• Required work: Check each line of the listing for the word "síndrome" and give only the number of lines that have it.

>> Start Data provided

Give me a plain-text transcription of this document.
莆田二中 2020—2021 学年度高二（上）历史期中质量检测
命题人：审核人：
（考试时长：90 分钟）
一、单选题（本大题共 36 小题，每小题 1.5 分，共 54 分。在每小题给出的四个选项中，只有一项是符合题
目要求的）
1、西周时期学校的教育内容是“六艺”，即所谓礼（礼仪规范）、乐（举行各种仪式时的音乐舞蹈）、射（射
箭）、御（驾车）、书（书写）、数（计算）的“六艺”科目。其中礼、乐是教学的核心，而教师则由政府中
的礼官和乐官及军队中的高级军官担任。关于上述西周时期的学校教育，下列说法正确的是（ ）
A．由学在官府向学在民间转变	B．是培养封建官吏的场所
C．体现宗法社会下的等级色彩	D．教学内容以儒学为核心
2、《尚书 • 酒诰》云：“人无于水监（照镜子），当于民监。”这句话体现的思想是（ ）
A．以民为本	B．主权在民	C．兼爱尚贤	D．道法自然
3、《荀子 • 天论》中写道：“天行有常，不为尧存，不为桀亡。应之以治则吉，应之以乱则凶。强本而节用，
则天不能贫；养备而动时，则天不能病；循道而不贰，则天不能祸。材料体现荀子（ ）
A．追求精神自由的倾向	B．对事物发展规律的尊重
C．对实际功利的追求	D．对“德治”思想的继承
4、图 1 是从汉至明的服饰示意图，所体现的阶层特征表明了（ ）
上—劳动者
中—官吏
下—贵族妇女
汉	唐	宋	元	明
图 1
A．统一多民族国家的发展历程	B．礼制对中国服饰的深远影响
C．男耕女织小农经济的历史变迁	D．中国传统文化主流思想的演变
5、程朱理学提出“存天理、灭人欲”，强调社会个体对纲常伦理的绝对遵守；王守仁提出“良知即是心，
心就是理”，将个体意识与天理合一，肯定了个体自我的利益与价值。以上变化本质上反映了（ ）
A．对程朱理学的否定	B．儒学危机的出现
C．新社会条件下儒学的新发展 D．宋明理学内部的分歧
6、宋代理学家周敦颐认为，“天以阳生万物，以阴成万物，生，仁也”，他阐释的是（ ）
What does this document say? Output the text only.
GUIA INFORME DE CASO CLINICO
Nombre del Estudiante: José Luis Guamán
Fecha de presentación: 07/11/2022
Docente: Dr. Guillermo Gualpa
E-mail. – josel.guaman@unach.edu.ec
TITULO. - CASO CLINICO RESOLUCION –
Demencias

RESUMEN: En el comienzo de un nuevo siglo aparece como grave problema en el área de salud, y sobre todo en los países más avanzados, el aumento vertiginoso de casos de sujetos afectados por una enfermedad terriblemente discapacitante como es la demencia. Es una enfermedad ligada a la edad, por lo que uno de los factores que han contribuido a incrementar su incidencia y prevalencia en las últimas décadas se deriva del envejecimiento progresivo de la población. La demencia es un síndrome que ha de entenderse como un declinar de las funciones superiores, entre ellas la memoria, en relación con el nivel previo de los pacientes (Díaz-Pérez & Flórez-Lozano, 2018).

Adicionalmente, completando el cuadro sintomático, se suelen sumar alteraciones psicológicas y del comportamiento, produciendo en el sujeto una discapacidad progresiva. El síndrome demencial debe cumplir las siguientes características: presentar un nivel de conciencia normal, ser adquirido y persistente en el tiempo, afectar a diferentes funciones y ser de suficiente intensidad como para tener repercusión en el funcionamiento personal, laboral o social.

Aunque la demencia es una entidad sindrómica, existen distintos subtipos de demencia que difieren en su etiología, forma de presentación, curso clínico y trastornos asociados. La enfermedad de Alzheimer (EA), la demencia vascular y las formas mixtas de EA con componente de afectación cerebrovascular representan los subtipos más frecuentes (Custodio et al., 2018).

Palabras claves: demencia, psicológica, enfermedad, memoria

>> End Data provided

• Full answer: 2